▶ **REQUEST**:
Print all entries word for word.

================

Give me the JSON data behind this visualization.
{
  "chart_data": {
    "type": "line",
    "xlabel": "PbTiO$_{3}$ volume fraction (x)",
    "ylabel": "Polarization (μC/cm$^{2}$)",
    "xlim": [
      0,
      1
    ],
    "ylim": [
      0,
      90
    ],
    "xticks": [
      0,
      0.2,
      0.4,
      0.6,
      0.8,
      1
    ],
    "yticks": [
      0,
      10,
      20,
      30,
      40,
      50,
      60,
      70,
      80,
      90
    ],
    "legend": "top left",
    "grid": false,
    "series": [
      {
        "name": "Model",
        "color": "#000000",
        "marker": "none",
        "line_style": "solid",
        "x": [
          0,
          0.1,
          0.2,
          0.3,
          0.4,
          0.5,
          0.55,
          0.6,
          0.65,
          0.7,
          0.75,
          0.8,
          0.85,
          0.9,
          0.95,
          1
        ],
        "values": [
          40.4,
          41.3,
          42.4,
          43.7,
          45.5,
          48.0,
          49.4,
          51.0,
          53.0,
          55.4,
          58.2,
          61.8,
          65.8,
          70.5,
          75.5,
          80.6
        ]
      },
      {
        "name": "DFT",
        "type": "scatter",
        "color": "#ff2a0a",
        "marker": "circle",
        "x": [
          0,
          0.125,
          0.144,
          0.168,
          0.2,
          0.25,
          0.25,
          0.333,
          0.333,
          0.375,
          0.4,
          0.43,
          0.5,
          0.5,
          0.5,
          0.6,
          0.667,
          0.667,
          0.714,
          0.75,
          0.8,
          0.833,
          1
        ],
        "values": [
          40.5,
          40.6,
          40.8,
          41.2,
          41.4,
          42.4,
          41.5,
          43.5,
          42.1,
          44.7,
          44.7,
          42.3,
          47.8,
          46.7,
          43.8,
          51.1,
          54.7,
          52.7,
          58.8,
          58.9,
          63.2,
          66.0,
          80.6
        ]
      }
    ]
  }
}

================

▶ **RESPONSE**:
Give me the JSON data behind this visualization.
{
  "chart_data": {
    "type": "line",
    "xlabel": "PbTiO$_{3}$ volume fraction (x)",
    "ylabel": "Polarization (μC/cm$^{2}$)",
    "xlim": [
      0,
      1
    ],
    "ylim": [
      0,
      90
    ],
    "xticks": [
      0,
      0.2,
      0.4,
      0.6,
      0.8,
      1
    ],
    "yticks": [
      0,
      10,
      20,
      30,
      40,
      50,
      60,
      70,
      80,
      90
    ],
    "legend": "top left",
    "grid": false,
    "series": [
      {
        "name": "Model",
        "color": "#000000",
        "marker": "none",
        "line_style": "solid",
        "x": [
          0,
          0.1,
          0.2,
          0.3,
          0.4,
          0.5,
          0.55,
          0.6,
          0.65,
          0.7,
          0.75,
          0.8,
          0.85,
          0.9,
          0.95,
          1
        ],
        "values": [
          40.4,
          41.3,
          42.4,
          43.7,
          45.5,
          48.0,
          49.4,
          51.0,
          53.0,
          55.4,
          58.2,
          61.8,
          65.8,
          70.5,
          75.5,
          80.6
        ]
      },
      {
        "name": "DFT",
        "type": "scatter",
        "color": "#ff2a0a",
        "marker": "circle",
        "x": [
          0,
          0.125,
          0.144,
          0.168,
          0.2,
          0.25,
          0.25,
          0.333,
          0.333,
          0.375,
          0.4,
          0.43,
          0.5,
          0.5,
          0.5,
          0.6,
          0.667,
          0.667,
          0.714,
          0.75,
          0.8,
          0.833,
          1
        ],
        "values": [
          40.5,
          40.6,
          40.8,
          41.2,
          41.4,
          42.4,
          41.5,
          43.5,
          42.1,
          44.7,
          44.7,
          42.3,
          47.8,
          46.7,
          43.8,
          51.1,
          54.7,
          52.7,
          58.8,
          58.9,
          63.2,
          66.0,
          80.6
        ]
      }
    ]
  }
}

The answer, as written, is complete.